# EXERCISE DIRECTIONS
Show only lines that include "image".

Dataset rows about figures
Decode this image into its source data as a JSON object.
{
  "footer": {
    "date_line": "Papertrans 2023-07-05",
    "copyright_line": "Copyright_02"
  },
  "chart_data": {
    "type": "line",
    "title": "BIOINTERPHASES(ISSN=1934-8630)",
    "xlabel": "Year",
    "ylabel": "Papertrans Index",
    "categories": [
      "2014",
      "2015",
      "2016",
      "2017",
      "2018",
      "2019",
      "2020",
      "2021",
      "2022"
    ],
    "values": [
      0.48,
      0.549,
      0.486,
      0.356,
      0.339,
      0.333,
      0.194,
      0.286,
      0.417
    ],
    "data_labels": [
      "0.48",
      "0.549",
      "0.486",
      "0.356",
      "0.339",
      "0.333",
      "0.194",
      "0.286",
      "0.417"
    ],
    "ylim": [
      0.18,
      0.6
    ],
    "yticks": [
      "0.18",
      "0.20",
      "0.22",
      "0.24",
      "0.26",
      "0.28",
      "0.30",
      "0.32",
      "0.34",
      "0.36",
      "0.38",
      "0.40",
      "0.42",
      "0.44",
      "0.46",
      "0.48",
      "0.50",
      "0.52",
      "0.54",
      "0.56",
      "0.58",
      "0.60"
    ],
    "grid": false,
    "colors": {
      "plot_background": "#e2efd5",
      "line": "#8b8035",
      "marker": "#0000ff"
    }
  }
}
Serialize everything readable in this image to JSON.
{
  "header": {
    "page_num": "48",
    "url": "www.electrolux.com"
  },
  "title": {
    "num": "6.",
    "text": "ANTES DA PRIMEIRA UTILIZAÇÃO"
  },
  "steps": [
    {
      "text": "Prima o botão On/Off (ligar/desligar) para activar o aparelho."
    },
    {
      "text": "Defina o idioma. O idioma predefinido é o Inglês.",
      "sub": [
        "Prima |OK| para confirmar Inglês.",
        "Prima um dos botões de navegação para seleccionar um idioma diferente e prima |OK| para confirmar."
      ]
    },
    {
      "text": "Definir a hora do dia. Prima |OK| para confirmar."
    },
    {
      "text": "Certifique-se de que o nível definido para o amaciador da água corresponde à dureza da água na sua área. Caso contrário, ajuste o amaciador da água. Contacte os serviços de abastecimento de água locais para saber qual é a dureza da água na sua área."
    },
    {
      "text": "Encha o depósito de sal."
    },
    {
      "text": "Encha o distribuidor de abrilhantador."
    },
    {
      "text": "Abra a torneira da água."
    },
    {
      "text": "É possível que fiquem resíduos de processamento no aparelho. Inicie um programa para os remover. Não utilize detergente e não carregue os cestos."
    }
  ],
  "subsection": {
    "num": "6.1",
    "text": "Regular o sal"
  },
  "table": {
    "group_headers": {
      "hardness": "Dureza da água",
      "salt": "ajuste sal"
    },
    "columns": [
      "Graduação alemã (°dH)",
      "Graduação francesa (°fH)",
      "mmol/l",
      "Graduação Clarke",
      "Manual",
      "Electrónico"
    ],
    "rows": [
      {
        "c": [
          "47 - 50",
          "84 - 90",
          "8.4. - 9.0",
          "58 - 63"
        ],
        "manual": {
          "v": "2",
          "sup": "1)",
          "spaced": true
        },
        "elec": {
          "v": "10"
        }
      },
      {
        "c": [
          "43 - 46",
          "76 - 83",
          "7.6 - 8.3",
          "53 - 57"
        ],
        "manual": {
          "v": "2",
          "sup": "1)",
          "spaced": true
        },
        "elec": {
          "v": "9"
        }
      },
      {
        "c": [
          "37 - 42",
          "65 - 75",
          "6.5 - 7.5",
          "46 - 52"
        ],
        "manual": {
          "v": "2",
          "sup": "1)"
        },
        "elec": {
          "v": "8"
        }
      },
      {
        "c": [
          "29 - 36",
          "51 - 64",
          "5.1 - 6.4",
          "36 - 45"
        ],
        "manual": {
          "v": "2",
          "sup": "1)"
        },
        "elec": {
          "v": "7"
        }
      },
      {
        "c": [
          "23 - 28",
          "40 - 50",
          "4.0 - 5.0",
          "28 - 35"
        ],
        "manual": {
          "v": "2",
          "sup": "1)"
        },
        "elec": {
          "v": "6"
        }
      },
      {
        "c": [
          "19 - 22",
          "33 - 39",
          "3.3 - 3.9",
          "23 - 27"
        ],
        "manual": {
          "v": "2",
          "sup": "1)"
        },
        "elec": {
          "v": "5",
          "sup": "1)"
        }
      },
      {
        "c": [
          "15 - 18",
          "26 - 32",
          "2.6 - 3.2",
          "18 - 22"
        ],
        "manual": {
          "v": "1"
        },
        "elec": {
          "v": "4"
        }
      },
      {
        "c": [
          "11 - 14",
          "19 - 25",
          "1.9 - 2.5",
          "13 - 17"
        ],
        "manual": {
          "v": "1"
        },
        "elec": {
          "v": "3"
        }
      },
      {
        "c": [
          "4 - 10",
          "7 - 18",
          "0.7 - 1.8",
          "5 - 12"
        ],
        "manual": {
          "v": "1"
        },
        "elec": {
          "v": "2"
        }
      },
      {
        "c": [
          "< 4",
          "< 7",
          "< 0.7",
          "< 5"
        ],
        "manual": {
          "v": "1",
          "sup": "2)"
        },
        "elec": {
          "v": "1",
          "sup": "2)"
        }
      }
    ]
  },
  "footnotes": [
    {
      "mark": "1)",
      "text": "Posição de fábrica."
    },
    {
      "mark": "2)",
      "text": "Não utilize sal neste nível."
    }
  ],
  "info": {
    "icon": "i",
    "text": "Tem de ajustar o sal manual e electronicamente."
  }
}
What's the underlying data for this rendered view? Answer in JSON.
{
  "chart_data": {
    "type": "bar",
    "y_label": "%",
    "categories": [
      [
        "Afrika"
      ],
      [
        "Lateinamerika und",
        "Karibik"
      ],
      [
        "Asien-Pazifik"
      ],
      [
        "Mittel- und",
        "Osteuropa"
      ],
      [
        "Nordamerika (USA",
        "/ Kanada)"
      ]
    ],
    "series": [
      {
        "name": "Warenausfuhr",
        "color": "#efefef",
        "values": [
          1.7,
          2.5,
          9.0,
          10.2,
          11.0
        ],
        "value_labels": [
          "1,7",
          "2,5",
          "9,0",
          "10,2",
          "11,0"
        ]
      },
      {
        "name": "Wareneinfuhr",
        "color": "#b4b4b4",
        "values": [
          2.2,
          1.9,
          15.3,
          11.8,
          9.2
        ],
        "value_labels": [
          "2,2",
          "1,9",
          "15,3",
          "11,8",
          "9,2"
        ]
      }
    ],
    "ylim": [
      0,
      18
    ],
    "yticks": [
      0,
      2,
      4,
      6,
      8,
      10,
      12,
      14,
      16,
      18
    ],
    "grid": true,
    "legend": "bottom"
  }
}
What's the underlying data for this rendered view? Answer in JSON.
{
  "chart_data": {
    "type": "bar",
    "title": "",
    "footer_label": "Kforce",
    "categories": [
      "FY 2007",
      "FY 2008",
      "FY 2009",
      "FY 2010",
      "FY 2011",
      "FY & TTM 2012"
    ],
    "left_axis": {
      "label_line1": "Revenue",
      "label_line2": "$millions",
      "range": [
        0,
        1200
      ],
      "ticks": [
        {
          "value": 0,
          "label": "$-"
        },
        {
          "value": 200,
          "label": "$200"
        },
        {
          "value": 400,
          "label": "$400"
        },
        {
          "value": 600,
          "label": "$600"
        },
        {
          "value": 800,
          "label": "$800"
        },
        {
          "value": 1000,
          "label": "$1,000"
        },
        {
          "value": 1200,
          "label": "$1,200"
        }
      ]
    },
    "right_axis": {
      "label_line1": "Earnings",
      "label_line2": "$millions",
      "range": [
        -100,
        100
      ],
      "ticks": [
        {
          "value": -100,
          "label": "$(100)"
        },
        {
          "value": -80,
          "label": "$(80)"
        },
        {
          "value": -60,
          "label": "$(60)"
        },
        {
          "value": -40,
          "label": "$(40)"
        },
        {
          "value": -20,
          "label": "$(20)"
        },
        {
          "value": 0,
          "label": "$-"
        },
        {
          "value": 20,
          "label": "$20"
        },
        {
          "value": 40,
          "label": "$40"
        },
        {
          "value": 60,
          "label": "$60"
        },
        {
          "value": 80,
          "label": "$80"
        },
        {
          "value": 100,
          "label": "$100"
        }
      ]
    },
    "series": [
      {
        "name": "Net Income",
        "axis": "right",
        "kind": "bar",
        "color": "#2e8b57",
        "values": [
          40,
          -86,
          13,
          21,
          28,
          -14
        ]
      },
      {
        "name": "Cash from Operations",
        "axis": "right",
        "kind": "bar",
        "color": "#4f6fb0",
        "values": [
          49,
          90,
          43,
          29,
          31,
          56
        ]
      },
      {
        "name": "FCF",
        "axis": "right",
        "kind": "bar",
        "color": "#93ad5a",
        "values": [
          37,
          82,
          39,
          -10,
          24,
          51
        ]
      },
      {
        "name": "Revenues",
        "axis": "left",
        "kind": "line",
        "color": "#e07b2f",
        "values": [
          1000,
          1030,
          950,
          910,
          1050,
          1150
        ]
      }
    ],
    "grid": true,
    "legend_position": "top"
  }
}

# EXERCISE RESULT
Decode this image into its source data as a JSON object.
Serialize everything readable in this image to JSON.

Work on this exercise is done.